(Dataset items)
□ □ □ □ □
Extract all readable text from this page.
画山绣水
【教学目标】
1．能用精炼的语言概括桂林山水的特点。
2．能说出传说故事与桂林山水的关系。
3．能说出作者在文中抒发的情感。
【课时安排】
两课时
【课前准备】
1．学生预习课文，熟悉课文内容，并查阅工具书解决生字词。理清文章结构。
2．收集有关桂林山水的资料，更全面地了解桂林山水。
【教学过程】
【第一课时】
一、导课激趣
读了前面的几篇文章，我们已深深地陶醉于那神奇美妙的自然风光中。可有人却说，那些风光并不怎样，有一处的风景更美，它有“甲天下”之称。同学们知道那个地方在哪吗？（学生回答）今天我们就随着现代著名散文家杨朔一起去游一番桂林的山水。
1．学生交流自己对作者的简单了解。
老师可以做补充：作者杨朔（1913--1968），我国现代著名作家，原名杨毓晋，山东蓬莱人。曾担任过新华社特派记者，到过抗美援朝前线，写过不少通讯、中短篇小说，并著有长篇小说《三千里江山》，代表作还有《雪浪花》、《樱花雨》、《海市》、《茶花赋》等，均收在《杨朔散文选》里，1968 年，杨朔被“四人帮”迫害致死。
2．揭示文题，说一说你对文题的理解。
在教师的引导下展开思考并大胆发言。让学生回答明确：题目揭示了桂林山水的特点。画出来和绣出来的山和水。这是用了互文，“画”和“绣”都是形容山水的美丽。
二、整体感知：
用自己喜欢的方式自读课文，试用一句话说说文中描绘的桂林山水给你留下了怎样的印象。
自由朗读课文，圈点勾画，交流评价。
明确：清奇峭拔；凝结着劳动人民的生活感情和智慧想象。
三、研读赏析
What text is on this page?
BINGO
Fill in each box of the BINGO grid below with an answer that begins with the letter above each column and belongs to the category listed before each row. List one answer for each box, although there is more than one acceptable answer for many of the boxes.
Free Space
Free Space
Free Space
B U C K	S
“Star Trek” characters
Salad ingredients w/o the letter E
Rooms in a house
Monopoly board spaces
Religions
□ □ □ □ □
# DESCRIPTION OF THE TASK
Reproduce all the records precisely.

# FINAL RESULT
Extract all readable text from this page.
画山绣水
【教学目标】
1．能用精炼的语言概括桂林山水的特点。
2．能说出传说故事与桂林山水的关系。
3．能说出作者在文中抒发的情感。
【课时安排】
两课时
【课前准备】
1．学生预习课文，熟悉课文内容，并查阅工具书解决生字词。理清文章结构。
2．收集有关桂林山水的资料，更全面地了解桂林山水。
【教学过程】
【第一课时】
一、导课激趣
读了前面的几篇文章，我们已深深地陶醉于那神奇美妙的自然风光中。可有人却说，那些风光并不怎样，有一处的风景更美，它有“甲天下”之称。同学们知道那个地方在哪吗？（学生回答）今天我们就随着现代著名散文家杨朔一起去游一番桂林的山水。
1．学生交流自己对作者的简单了解。
老师可以做补充：作者杨朔（1913--1968），我国现代著名作家，原名杨毓晋，山东蓬莱人。曾担任过新华社特派记者，到过抗美援朝前线，写过不少通讯、中短篇小说，并著有长篇小说《三千里江山》，代表作还有《雪浪花》、《樱花雨》、《海市》、《茶花赋》等，均收在《杨朔散文选》里，1968 年，杨朔被“四人帮”迫害致死。
2．揭示文题，说一说你对文题的理解。
在教师的引导下展开思考并大胆发言。让学生回答明确：题目揭示了桂林山水的特点。画出来和绣出来的山和水。这是用了互文，“画”和“绣”都是形容山水的美丽。
二、整体感知：
用自己喜欢的方式自读课文，试用一句话说说文中描绘的桂林山水给你留下了怎样的印象。
自由朗读课文，圈点勾画，交流评价。
明确：清奇峭拔；凝结着劳动人民的生活感情和智慧想象。
三、研读赏析
What text is on this page?
BINGO
Fill in each box of the BINGO grid below with an answer that begins with the letter above each column and belongs to the category listed before each row. List one answer for each box, although there is more than one acceptable answer for many of the boxes.
Free Space
Free Space
Free Space
B U C K	S
“Star Trek” characters
Salad ingredients w/o the letter E
Rooms in a house
Monopoly board spaces
Religions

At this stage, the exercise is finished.